> **GIVEN INSTRUCTION**
Give the listing again character for character, but drop the images.

> **Collection entries**
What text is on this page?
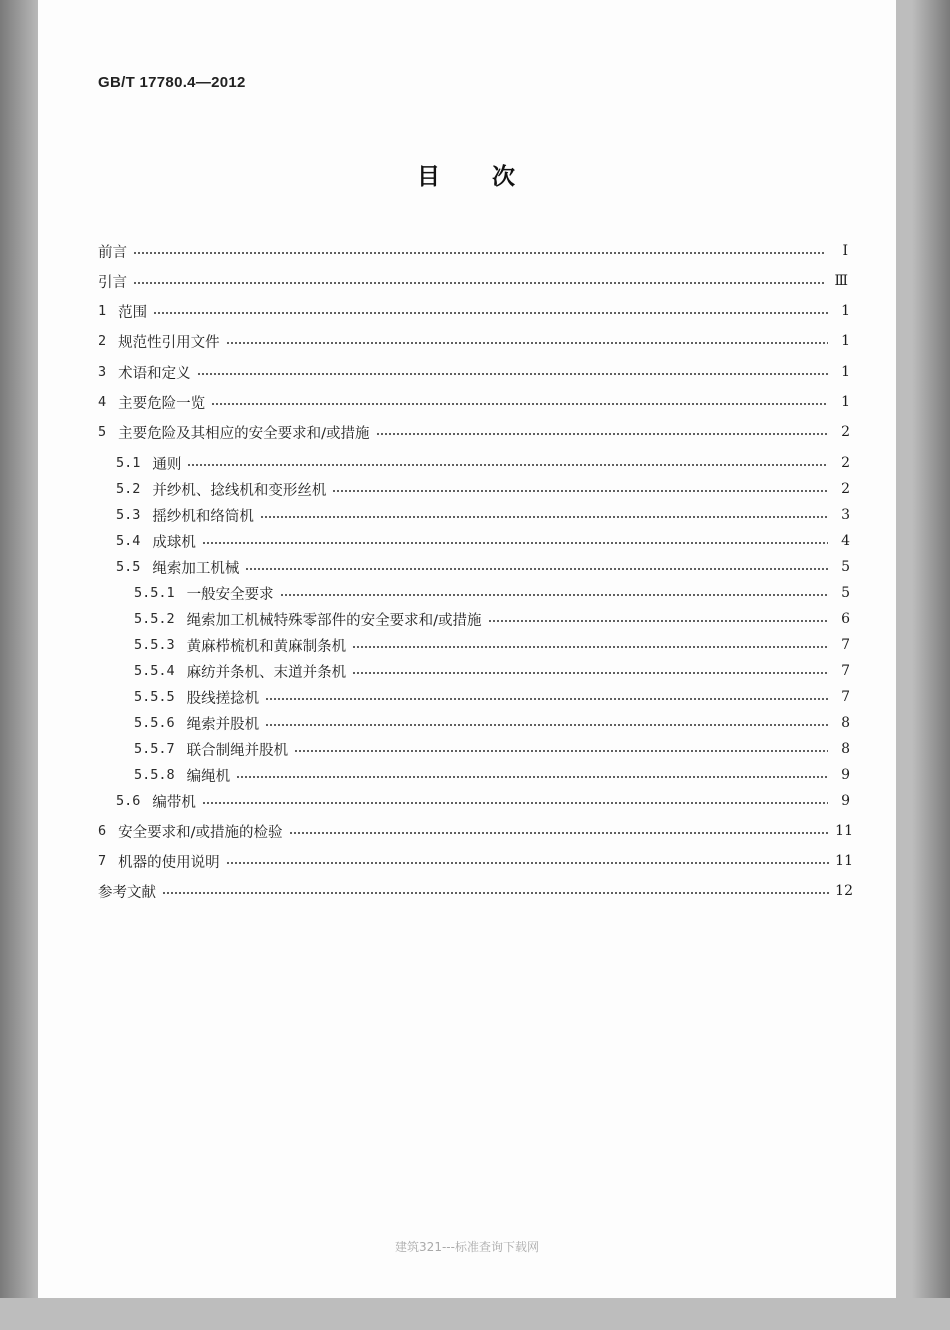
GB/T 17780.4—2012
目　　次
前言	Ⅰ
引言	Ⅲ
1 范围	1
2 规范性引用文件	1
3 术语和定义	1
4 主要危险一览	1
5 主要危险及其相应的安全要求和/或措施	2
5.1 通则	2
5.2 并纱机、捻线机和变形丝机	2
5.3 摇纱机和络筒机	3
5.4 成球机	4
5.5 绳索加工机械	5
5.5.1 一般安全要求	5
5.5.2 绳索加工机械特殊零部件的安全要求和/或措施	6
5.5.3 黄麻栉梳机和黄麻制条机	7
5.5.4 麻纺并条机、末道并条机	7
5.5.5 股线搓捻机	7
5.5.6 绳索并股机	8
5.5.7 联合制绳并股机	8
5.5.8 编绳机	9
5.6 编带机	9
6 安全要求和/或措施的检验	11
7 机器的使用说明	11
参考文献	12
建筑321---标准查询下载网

> **WRITTEN RESPONSE**
What text is on this page?
GB/T 17780.4—2012
目　　次
前言	Ⅰ
引言	Ⅲ
1 范围	1
2 规范性引用文件	1
3 术语和定义	1
4 主要危险一览	1
5 主要危险及其相应的安全要求和/或措施	2
5.1 通则	2
5.2 并纱机、捻线机和变形丝机	2
5.3 摇纱机和络筒机	3
5.4 成球机	4
5.5 绳索加工机械	5
5.5.1 一般安全要求	5
5.5.2 绳索加工机械特殊零部件的安全要求和/或措施	6
5.5.3 黄麻栉梳机和黄麻制条机	7
5.5.4 麻纺并条机、末道并条机	7
5.5.5 股线搓捻机	7
5.5.6 绳索并股机	8
5.5.7 联合制绳并股机	8
5.5.8 编绳机	9
5.6 编带机	9
6 安全要求和/或措施的检验	11
7 机器的使用说明	11
参考文献	12
建筑321---标准查询下载网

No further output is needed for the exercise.